## Begin RECORD LIST

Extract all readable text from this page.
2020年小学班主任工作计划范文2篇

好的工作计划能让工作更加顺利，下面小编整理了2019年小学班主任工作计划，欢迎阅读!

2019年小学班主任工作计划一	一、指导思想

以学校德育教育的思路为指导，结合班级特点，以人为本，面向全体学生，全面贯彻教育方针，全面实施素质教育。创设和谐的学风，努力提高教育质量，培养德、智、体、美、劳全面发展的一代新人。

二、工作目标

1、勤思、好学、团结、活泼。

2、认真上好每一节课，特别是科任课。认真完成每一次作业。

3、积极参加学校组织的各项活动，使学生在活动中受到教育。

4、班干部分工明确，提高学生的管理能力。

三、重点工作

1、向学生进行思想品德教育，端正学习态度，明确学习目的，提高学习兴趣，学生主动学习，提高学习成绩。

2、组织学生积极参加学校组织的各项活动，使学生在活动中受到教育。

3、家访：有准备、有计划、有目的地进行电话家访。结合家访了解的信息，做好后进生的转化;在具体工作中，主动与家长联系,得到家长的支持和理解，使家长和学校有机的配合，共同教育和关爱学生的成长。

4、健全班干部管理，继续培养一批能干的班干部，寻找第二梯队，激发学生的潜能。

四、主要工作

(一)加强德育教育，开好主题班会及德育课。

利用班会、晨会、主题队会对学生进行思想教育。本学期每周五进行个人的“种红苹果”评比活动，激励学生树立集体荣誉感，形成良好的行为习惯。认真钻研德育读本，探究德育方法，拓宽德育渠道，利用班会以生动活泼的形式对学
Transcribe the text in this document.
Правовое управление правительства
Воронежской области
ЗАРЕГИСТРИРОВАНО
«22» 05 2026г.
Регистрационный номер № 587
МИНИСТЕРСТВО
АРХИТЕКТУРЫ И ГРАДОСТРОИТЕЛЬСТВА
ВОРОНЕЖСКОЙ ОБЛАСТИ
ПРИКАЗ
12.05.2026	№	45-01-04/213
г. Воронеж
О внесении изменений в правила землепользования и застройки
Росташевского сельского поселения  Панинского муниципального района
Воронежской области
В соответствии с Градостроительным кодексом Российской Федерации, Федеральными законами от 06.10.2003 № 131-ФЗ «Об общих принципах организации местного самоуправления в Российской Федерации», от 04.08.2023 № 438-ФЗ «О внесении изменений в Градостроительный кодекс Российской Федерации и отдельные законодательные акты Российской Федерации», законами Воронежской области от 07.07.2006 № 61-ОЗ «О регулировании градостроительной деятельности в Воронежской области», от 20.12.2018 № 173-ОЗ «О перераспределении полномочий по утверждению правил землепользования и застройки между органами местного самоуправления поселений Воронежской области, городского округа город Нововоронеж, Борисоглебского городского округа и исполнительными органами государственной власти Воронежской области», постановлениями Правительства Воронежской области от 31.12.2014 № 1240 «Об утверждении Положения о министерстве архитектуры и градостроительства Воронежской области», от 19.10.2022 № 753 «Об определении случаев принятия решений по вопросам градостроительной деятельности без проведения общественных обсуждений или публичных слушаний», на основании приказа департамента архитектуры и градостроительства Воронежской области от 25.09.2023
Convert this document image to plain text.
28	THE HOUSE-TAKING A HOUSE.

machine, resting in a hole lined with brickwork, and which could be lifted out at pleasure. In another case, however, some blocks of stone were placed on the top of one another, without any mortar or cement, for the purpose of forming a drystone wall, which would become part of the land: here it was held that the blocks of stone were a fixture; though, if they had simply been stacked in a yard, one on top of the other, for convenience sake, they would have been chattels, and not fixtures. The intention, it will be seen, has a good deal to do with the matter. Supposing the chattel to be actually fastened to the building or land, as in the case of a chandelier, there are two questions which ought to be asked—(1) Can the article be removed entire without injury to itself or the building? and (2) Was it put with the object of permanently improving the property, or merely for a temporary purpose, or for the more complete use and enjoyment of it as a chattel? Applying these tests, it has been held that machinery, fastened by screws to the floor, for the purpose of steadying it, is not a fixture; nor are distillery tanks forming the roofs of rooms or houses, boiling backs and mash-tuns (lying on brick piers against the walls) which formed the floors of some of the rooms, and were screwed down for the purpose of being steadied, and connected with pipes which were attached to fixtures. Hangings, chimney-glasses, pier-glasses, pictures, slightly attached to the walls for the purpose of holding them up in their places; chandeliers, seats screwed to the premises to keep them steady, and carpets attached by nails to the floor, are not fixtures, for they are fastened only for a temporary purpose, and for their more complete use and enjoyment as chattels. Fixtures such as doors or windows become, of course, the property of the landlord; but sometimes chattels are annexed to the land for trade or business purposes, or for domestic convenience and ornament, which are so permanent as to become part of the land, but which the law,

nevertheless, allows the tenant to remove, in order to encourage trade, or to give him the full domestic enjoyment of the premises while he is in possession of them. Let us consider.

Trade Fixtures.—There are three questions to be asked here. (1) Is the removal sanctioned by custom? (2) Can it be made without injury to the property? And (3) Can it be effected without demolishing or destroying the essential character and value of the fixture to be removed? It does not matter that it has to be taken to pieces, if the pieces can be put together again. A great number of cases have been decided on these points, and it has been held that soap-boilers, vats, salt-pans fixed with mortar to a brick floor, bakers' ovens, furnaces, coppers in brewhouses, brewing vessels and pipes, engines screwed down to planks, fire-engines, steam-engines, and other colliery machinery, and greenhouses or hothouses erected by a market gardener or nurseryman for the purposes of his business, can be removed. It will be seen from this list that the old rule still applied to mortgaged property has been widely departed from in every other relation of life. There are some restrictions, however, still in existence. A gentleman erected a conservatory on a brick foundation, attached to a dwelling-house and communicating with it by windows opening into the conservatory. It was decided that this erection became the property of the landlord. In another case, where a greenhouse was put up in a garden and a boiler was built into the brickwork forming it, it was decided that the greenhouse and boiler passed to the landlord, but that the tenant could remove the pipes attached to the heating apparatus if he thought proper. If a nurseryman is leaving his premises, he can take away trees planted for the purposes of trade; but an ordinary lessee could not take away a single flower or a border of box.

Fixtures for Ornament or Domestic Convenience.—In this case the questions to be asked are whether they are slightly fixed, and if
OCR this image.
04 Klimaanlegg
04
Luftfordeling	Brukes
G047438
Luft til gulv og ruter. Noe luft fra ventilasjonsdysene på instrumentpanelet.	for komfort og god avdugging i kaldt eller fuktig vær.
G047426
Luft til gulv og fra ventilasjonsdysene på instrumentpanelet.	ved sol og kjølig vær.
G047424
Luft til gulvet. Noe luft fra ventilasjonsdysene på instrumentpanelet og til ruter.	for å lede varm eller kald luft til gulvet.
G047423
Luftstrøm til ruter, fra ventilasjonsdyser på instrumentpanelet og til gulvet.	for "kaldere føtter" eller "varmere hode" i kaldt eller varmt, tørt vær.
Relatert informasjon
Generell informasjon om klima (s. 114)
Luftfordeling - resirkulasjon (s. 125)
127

## End RECORD LIST

■ WHAT YOU HAVE TO DO: Each line of the material should be echoed exactly.

■ SOLUTION FOR THIS EXERCISE:
Extract all readable text from this page.
2020年小学班主任工作计划范文2篇

好的工作计划能让工作更加顺利，下面小编整理了2019年小学班主任工作计划，欢迎阅读!

2019年小学班主任工作计划一	一、指导思想

以学校德育教育的思路为指导，结合班级特点，以人为本，面向全体学生，全面贯彻教育方针，全面实施素质教育。创设和谐的学风，努力提高教育质量，培养德、智、体、美、劳全面发展的一代新人。

二、工作目标

1、勤思、好学、团结、活泼。

2、认真上好每一节课，特别是科任课。认真完成每一次作业。

3、积极参加学校组织的各项活动，使学生在活动中受到教育。

4、班干部分工明确，提高学生的管理能力。

三、重点工作

1、向学生进行思想品德教育，端正学习态度，明确学习目的，提高学习兴趣，学生主动学习，提高学习成绩。

2、组织学生积极参加学校组织的各项活动，使学生在活动中受到教育。

3、家访：有准备、有计划、有目的地进行电话家访。结合家访了解的信息，做好后进生的转化;在具体工作中，主动与家长联系,得到家长的支持和理解，使家长和学校有机的配合，共同教育和关爱学生的成长。

4、健全班干部管理，继续培养一批能干的班干部，寻找第二梯队，激发学生的潜能。

四、主要工作

(一)加强德育教育，开好主题班会及德育课。

利用班会、晨会、主题队会对学生进行思想教育。本学期每周五进行个人的“种红苹果”评比活动，激励学生树立集体荣誉感，形成良好的行为习惯。认真钻研德育读本，探究德育方法，拓宽德育渠道，利用班会以生动活泼的形式对学
Transcribe the text in this document.
Правовое управление правительства
Воронежской области
ЗАРЕГИСТРИРОВАНО
«22» 05 2026г.
Регистрационный номер № 587
МИНИСТЕРСТВО
АРХИТЕКТУРЫ И ГРАДОСТРОИТЕЛЬСТВА
ВОРОНЕЖСКОЙ ОБЛАСТИ
ПРИКАЗ
12.05.2026	№	45-01-04/213
г. Воронеж
О внесении изменений в правила землепользования и застройки
Росташевского сельского поселения  Панинского муниципального района
Воронежской области
В соответствии с Градостроительным кодексом Российской Федерации, Федеральными законами от 06.10.2003 № 131-ФЗ «Об общих принципах организации местного самоуправления в Российской Федерации», от 04.08.2023 № 438-ФЗ «О внесении изменений в Градостроительный кодекс Российской Федерации и отдельные законодательные акты Российской Федерации», законами Воронежской области от 07.07.2006 № 61-ОЗ «О регулировании градостроительной деятельности в Воронежской области», от 20.12.2018 № 173-ОЗ «О перераспределении полномочий по утверждению правил землепользования и застройки между органами местного самоуправления поселений Воронежской области, городского округа город Нововоронеж, Борисоглебского городского округа и исполнительными органами государственной власти Воронежской области», постановлениями Правительства Воронежской области от 31.12.2014 № 1240 «Об утверждении Положения о министерстве архитектуры и градостроительства Воронежской области», от 19.10.2022 № 753 «Об определении случаев принятия решений по вопросам градостроительной деятельности без проведения общественных обсуждений или публичных слушаний», на основании приказа департамента архитектуры и градостроительства Воронежской области от 25.09.2023
Convert this document image to plain text.
28	THE HOUSE-TAKING A HOUSE.

machine, resting in a hole lined with brickwork, and which could be lifted out at pleasure. In another case, however, some blocks of stone were placed on the top of one another, without any mortar or cement, for the purpose of forming a drystone wall, which would become part of the land: here it was held that the blocks of stone were a fixture; though, if they had simply been stacked in a yard, one on top of the other, for convenience sake, they would have been chattels, and not fixtures. The intention, it will be seen, has a good deal to do with the matter. Supposing the chattel to be actually fastened to the building or land, as in the case of a chandelier, there are two questions which ought to be asked—(1) Can the article be removed entire without injury to itself or the building? and (2) Was it put with the object of permanently improving the property, or merely for a temporary purpose, or for the more complete use and enjoyment of it as a chattel? Applying these tests, it has been held that machinery, fastened by screws to the floor, for the purpose of steadying it, is not a fixture; nor are distillery tanks forming the roofs of rooms or houses, boiling backs and mash-tuns (lying on brick piers against the walls) which formed the floors of some of the rooms, and were screwed down for the purpose of being steadied, and connected with pipes which were attached to fixtures. Hangings, chimney-glasses, pier-glasses, pictures, slightly attached to the walls for the purpose of holding them up in their places; chandeliers, seats screwed to the premises to keep them steady, and carpets attached by nails to the floor, are not fixtures, for they are fastened only for a temporary purpose, and for their more complete use and enjoyment as chattels. Fixtures such as doors or windows become, of course, the property of the landlord; but sometimes chattels are annexed to the land for trade or business purposes, or for domestic convenience and ornament, which are so permanent as to become part of the land, but which the law,

nevertheless, allows the tenant to remove, in order to encourage trade, or to give him the full domestic enjoyment of the premises while he is in possession of them. Let us consider.

Trade Fixtures.—There are three questions to be asked here. (1) Is the removal sanctioned by custom? (2) Can it be made without injury to the property? And (3) Can it be effected without demolishing or destroying the essential character and value of the fixture to be removed? It does not matter that it has to be taken to pieces, if the pieces can be put together again. A great number of cases have been decided on these points, and it has been held that soap-boilers, vats, salt-pans fixed with mortar to a brick floor, bakers' ovens, furnaces, coppers in brewhouses, brewing vessels and pipes, engines screwed down to planks, fire-engines, steam-engines, and other colliery machinery, and greenhouses or hothouses erected by a market gardener or nurseryman for the purposes of his business, can be removed. It will be seen from this list that the old rule still applied to mortgaged property has been widely departed from in every other relation of life. There are some restrictions, however, still in existence. A gentleman erected a conservatory on a brick foundation, attached to a dwelling-house and communicating with it by windows opening into the conservatory. It was decided that this erection became the property of the landlord. In another case, where a greenhouse was put up in a garden and a boiler was built into the brickwork forming it, it was decided that the greenhouse and boiler passed to the landlord, but that the tenant could remove the pipes attached to the heating apparatus if he thought proper. If a nurseryman is leaving his premises, he can take away trees planted for the purposes of trade; but an ordinary lessee could not take away a single flower or a border of box.

Fixtures for Ornament or Domestic Convenience.—In this case the questions to be asked are whether they are slightly fixed, and if
OCR this image.
04 Klimaanlegg
04
Luftfordeling	Brukes
G047438
Luft til gulv og ruter. Noe luft fra ventilasjonsdysene på instrumentpanelet.	for komfort og god avdugging i kaldt eller fuktig vær.
G047426
Luft til gulv og fra ventilasjonsdysene på instrumentpanelet.	ved sol og kjølig vær.
G047424
Luft til gulvet. Noe luft fra ventilasjonsdysene på instrumentpanelet og til ruter.	for å lede varm eller kald luft til gulvet.
G047423
Luftstrøm til ruter, fra ventilasjonsdyser på instrumentpanelet og til gulvet.	for "kaldere føtter" eller "varmere hode" i kaldt eller varmt, tørt vær.
Relatert informasjon
Generell informasjon om klima (s. 114)
Luftfordeling - resirkulasjon (s. 125)
127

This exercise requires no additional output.